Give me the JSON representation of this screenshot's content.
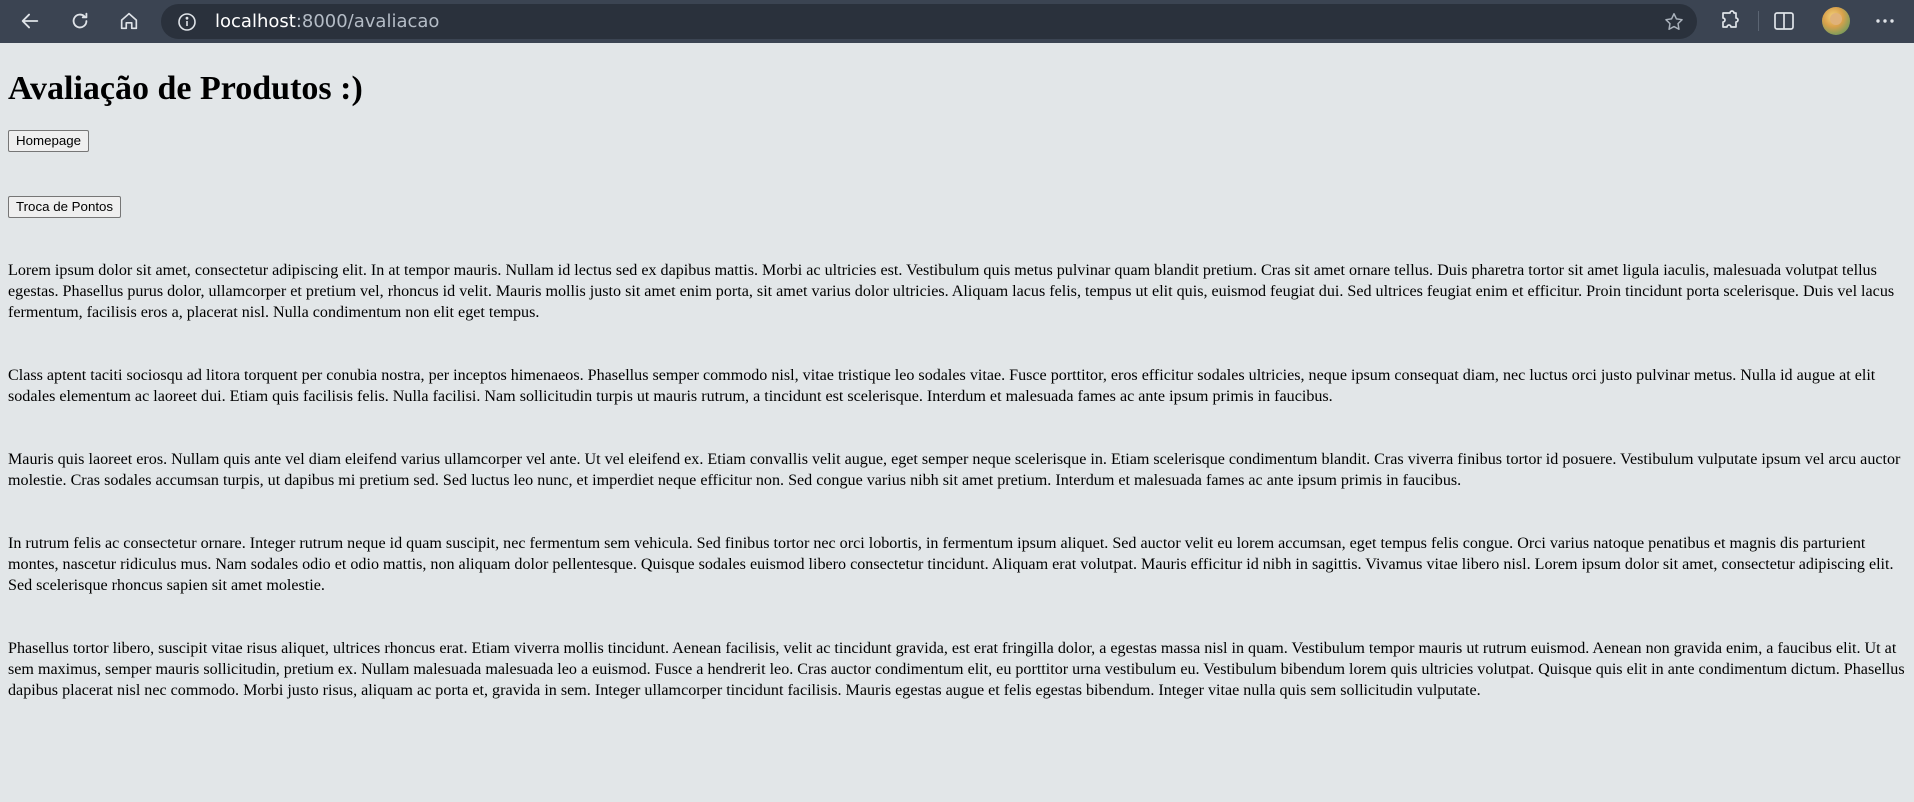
{
  "browser": {
    "url_host": "localhost",
    "url_path": ":8000/avaliacao"
  },
  "page": {
    "title": "Avaliação de Produtos :)",
    "homepage_label": "Homepage",
    "troca_label": "Troca de Pontos",
    "paragraphs": [
      "Lorem ipsum dolor sit amet, consectetur adipiscing elit. In at tempor mauris. Nullam id lectus sed ex dapibus mattis. Morbi ac ultricies est. Vestibulum quis metus pulvinar quam blandit pretium. Cras sit amet ornare tellus. Duis pharetra tortor sit amet ligula iaculis, malesuada volutpat tellus egestas. Phasellus purus dolor, ullamcorper et pretium vel, rhoncus id velit. Mauris mollis justo sit amet enim porta, sit amet varius dolor ultricies. Aliquam lacus felis, tempus ut elit quis, euismod feugiat dui. Sed ultrices feugiat enim et efficitur. Proin tincidunt porta scelerisque. Duis vel lacus fermentum, facilisis eros a, placerat nisl. Nulla condimentum non elit eget tempus.",
      "Class aptent taciti sociosqu ad litora torquent per conubia nostra, per inceptos himenaeos. Phasellus semper commodo nisl, vitae tristique leo sodales vitae. Fusce porttitor, eros efficitur sodales ultricies, neque ipsum consequat diam, nec luctus orci justo pulvinar metus. Nulla id augue at elit sodales elementum ac laoreet dui. Etiam quis facilisis felis. Nulla facilisi. Nam sollicitudin turpis ut mauris rutrum, a tincidunt est scelerisque. Interdum et malesuada fames ac ante ipsum primis in faucibus.",
      "Mauris quis laoreet eros. Nullam quis ante vel diam eleifend varius ullamcorper vel ante. Ut vel eleifend ex. Etiam convallis velit augue, eget semper neque scelerisque in. Etiam scelerisque condimentum blandit. Cras viverra finibus tortor id posuere. Vestibulum vulputate ipsum vel arcu auctor molestie. Cras sodales accumsan turpis, ut dapibus mi pretium sed. Sed luctus leo nunc, et imperdiet neque efficitur non. Sed congue varius nibh sit amet pretium. Interdum et malesuada fames ac ante ipsum primis in faucibus.",
      "In rutrum felis ac consectetur ornare. Integer rutrum neque id quam suscipit, nec fermentum sem vehicula. Sed finibus tortor nec orci lobortis, in fermentum ipsum aliquet. Sed auctor velit eu lorem accumsan, eget tempus felis congue. Orci varius natoque penatibus et magnis dis parturient montes, nascetur ridiculus mus. Nam sodales odio et odio mattis, non aliquam dolor pellentesque. Quisque sodales euismod libero consectetur tincidunt. Aliquam erat volutpat. Mauris efficitur id nibh in sagittis. Vivamus vitae libero nisl. Lorem ipsum dolor sit amet, consectetur adipiscing elit. Sed scelerisque rhoncus sapien sit amet molestie.",
      "Phasellus tortor libero, suscipit vitae risus aliquet, ultrices rhoncus erat. Etiam viverra mollis tincidunt. Aenean facilisis, velit ac tincidunt gravida, est erat fringilla dolor, a egestas massa nisl in quam. Vestibulum tempor mauris ut rutrum euismod. Aenean non gravida enim, a faucibus elit. Ut at sem maximus, semper mauris sollicitudin, pretium ex. Nullam malesuada malesuada leo a euismod. Fusce a hendrerit leo. Cras auctor condimentum elit, eu porttitor urna vestibulum eu. Vestibulum bibendum lorem quis ultricies volutpat. Quisque quis elit in ante condimentum dictum. Phasellus dapibus placerat nisl nec commodo. Morbi justo risus, aliquam ac porta et, gravida in sem. Integer ullamcorper tincidunt facilisis. Mauris egestas augue et felis egestas bibendum. Integer vitae nulla quis sem sollicitudin vulputate."
    ]
  },
  "colors": {
    "page_background": "#e2e6e8",
    "toolbar_background": "#3b4452",
    "address_bar_background": "#2a313c"
  },
  "icons": {
    "back": "back-arrow-icon",
    "reload": "reload-icon",
    "home": "home-icon",
    "site_info": "info-icon",
    "favorite": "star-icon",
    "extensions": "puzzle-icon",
    "split_screen": "split-screen-icon",
    "profile": "avatar",
    "menu": "more-icon"
  }
}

────────────────────────────────────────

#### WRITTEN PROBLEM
Reply with nothing but a number: how many lines of the entries above contain the string "pulvinar"?

#### WRITTEN RESPONSE
2